WHAT THE TASK REQUIRES
Report every line below that holds the word "Google".

begin DATASET RECORDS

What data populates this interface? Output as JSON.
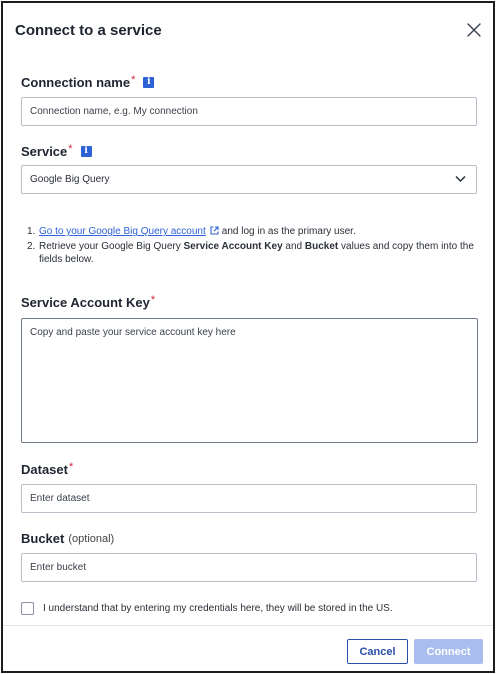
{
  "dialog": {
    "title": "Connect to a service",
    "close_icon": "close-icon"
  },
  "connection_name": {
    "label": "Connection name",
    "required_mark": "*",
    "info_icon": "info-icon",
    "placeholder": "Connection name, e.g. My connection",
    "value": ""
  },
  "service": {
    "label": "Service",
    "required_mark": "*",
    "info_icon": "info-icon",
    "selected": "Google Big Query",
    "chevron_icon": "chevron-down-icon"
  },
  "instructions": {
    "step1_num": "1.",
    "step1_link": "Go to your Google Big Query account",
    "step1_rest": "and log in as the primary user.",
    "step2_num": "2.",
    "step2_prefix": "Retrieve your Google Big Query",
    "step2_bold1": "Service Account Key",
    "step2_and": "and",
    "step2_bold2": "Bucket",
    "step2_suffix": "values and copy them into the fields below.",
    "external_link_icon": "external-link-icon"
  },
  "service_account_key": {
    "label": "Service Account Key",
    "required_mark": "*",
    "placeholder": "Copy and paste your service account key here",
    "value": ""
  },
  "dataset": {
    "label": "Dataset",
    "required_mark": "*",
    "placeholder": "Enter dataset",
    "value": ""
  },
  "bucket": {
    "label": "Bucket",
    "optional_text": "(optional)",
    "placeholder": "Enter bucket",
    "value": ""
  },
  "consent": {
    "text": "I understand that by entering my credentials here, they will be stored in the US.",
    "checked": false
  },
  "footer": {
    "cancel_label": "Cancel",
    "connect_label": "Connect"
  },
  "colors": {
    "primary": "#2a4fa8",
    "link": "#2d61d6",
    "required": "#d9263f",
    "connect_disabled": "#a9bdef"
  }
}
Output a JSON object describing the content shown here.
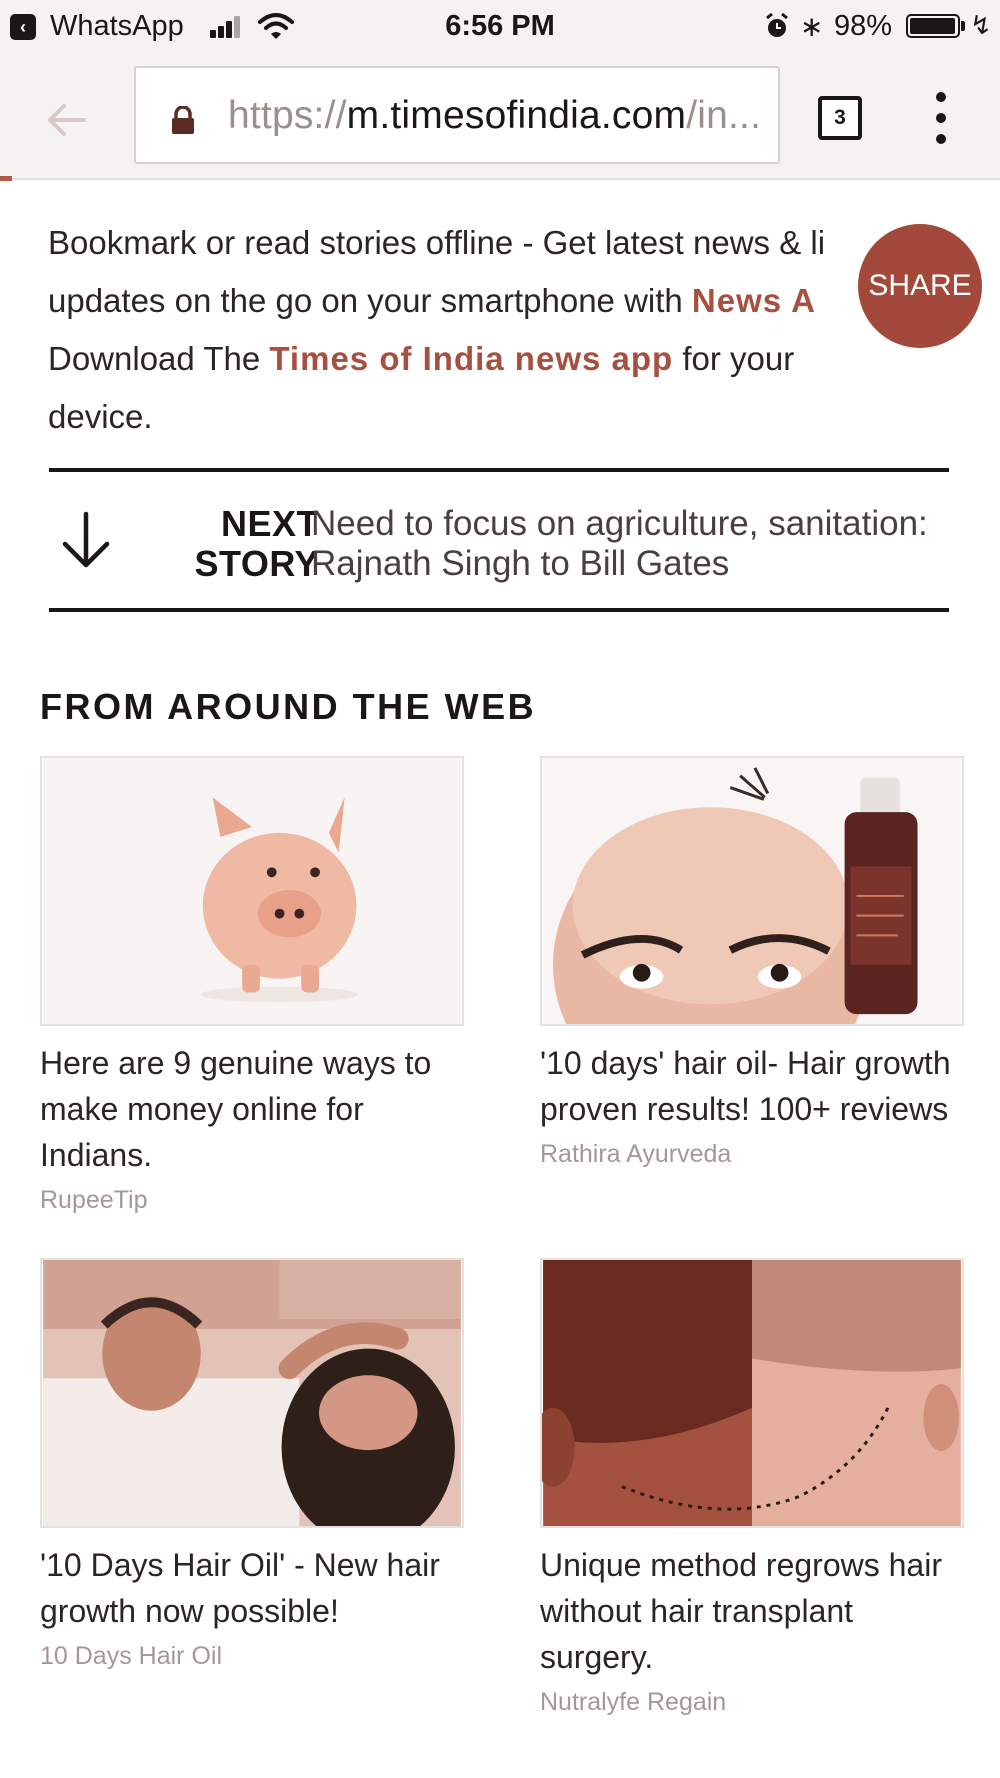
{
  "status_bar": {
    "back_app": "WhatsApp",
    "time": "6:56 PM",
    "battery": "98%",
    "battery_level": 0.98
  },
  "browser": {
    "url_scheme": "https://",
    "url_host": "m.timesofindia.com",
    "url_rest": "/in...",
    "tab_count": "3"
  },
  "article": {
    "promo_text_1": "Bookmark or read stories offline - Get latest news & li",
    "promo_text_2": "updates on the go on your smartphone with ",
    "promo_link_1": "News A",
    "promo_text_3": "Download The ",
    "promo_link_2": "Times of India news app",
    "promo_text_4": " for your",
    "promo_text_5": "device.",
    "share_label": "SHARE"
  },
  "next_story": {
    "label_line1": "NEXT",
    "label_line2": "STORY",
    "title": "Need to focus on agriculture, sanitation: Rajnath Singh to Bill Gates"
  },
  "web": {
    "heading": "FROM AROUND THE WEB",
    "cards": [
      {
        "title": "Here are 9 genuine ways to make money online for Indians.",
        "source": "RupeeTip"
      },
      {
        "title": "'10 days' hair oil- Hair growth proven results! 100+ reviews",
        "source": "Rathira Ayurveda"
      },
      {
        "title": "'10 Days Hair Oil' - New hair growth now possible!",
        "source": "10 Days Hair Oil"
      },
      {
        "title": "Unique method regrows hair without hair transplant surgery.",
        "source": "Nutralyfe Regain"
      }
    ]
  },
  "colors": {
    "accent": "#a65040",
    "share_bg": "#a3493b",
    "text": "#2b2523"
  }
}
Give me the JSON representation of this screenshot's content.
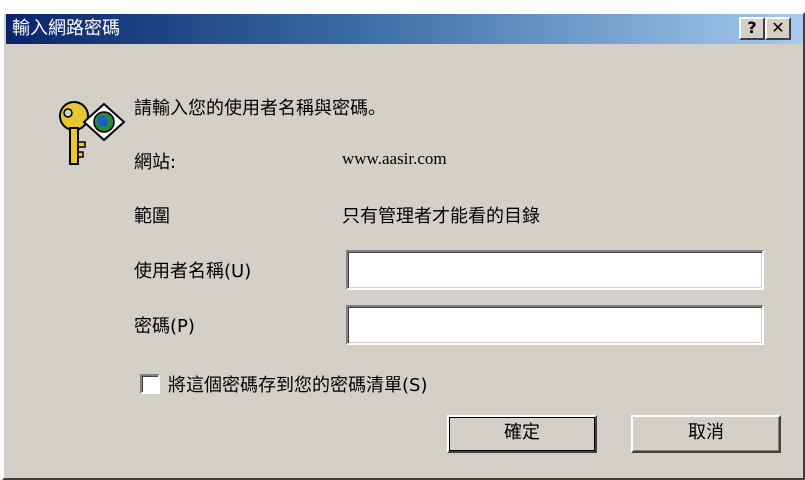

end DATASET RECORDS

SOLUTION TO THIS TASK
    "selected": "Google Big Query",
    "step1_link": "Go to your Google Big Query account",
    "step2_prefix": "Retrieve your Google Big Query",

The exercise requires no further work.